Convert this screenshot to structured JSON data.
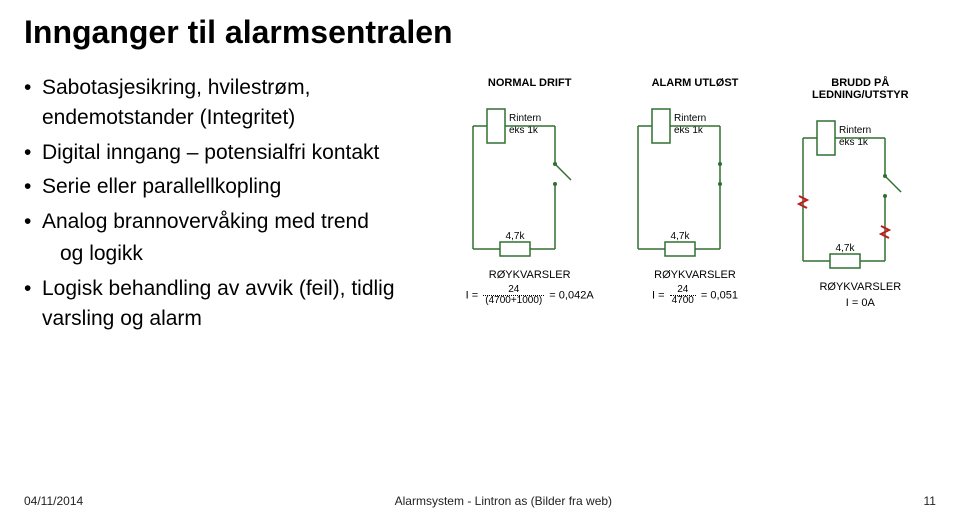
{
  "title": "Innganger til alarmsentralen",
  "title_fontsize": 32,
  "bullet_fontsize": 21,
  "bullet_lineheight": 1.45,
  "bullets": [
    {
      "text": "Sabotasjesikring, hvilestrøm, endemotstander (Integritet)"
    },
    {
      "text": "Digital inngang – potensialfri kontakt"
    },
    {
      "text": "Serie eller parallellkopling"
    },
    {
      "text": "Analog brannovervåking med trend og logikk",
      "sub_at": 29,
      "sub_text": "og logikk"
    },
    {
      "text": "Logisk behandling av avvik (feil), tidlig varsling og alarm"
    }
  ],
  "diagram": {
    "stroke_color": "#307030",
    "break_color": "#c01818",
    "text_color": "#000000",
    "bg_color": "#ffffff",
    "resistor_label": "Rintern",
    "resistor_sub": "eks 1k",
    "series_resistor": "4,7k",
    "device_label": "RØYKVARSLER",
    "circuits": [
      {
        "state": "NORMAL DRIFT",
        "switch_open": true,
        "broken": false,
        "calc": {
          "type": "fraction",
          "num": "24",
          "den": "(4700+1000)",
          "result": "0,042A"
        }
      },
      {
        "state": "ALARM UTLØST",
        "switch_open": false,
        "broken": false,
        "calc": {
          "type": "fraction",
          "num": "24",
          "den": "4700",
          "result": "0,051"
        }
      },
      {
        "state": "BRUDD PÅ LEDNING/UTSTYR",
        "switch_open": true,
        "broken": true,
        "calc": {
          "type": "simple",
          "text": "I = 0A"
        }
      }
    ]
  },
  "footer": {
    "date": "04/11/2014",
    "center": "Alarmsystem - Lintron as (Bilder fra web)",
    "page": "11"
  }
}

> **Your instructions**:
Omit the pictures, then output the rest of the listing exactly.

> **The completed task**:
Convert this screenshot to structured JSON data.
{
  "title": "Innganger til alarmsentralen",
  "title_fontsize": 32,
  "bullet_fontsize": 21,
  "bullet_lineheight": 1.45,
  "bullets": [
    {
      "text": "Sabotasjesikring, hvilestrøm, endemotstander (Integritet)"
    },
    {
      "text": "Digital inngang – potensialfri kontakt"
    },
    {
      "text": "Serie eller parallellkopling"
    },
    {
      "text": "Analog brannovervåking med trend og logikk",
      "sub_at": 29,
      "sub_text": "og logikk"
    },
    {
      "text": "Logisk behandling av avvik (feil), tidlig varsling og alarm"
    }
  ],
  "diagram": {
    "stroke_color": "#307030",
    "break_color": "#c01818",
    "text_color": "#000000",
    "bg_color": "#ffffff",
    "resistor_label": "Rintern",
    "resistor_sub": "eks 1k",
    "series_resistor": "4,7k",
    "device_label": "RØYKVARSLER",
    "circuits": [
      {
        "state": "NORMAL DRIFT",
        "switch_open": true,
        "broken": false,
        "calc": {
          "type": "fraction",
          "num": "24",
          "den": "(4700+1000)",
          "result": "0,042A"
        }
      },
      {
        "state": "ALARM UTLØST",
        "switch_open": false,
        "broken": false,
        "calc": {
          "type": "fraction",
          "num": "24",
          "den": "4700",
          "result": "0,051"
        }
      },
      {
        "state": "BRUDD PÅ LEDNING/UTSTYR",
        "switch_open": true,
        "broken": true,
        "calc": {
          "type": "simple",
          "text": "I = 0A"
        }
      }
    ]
  },
  "footer": {
    "date": "04/11/2014",
    "center": "Alarmsystem - Lintron as (Bilder fra web)",
    "page": "11"
  }
}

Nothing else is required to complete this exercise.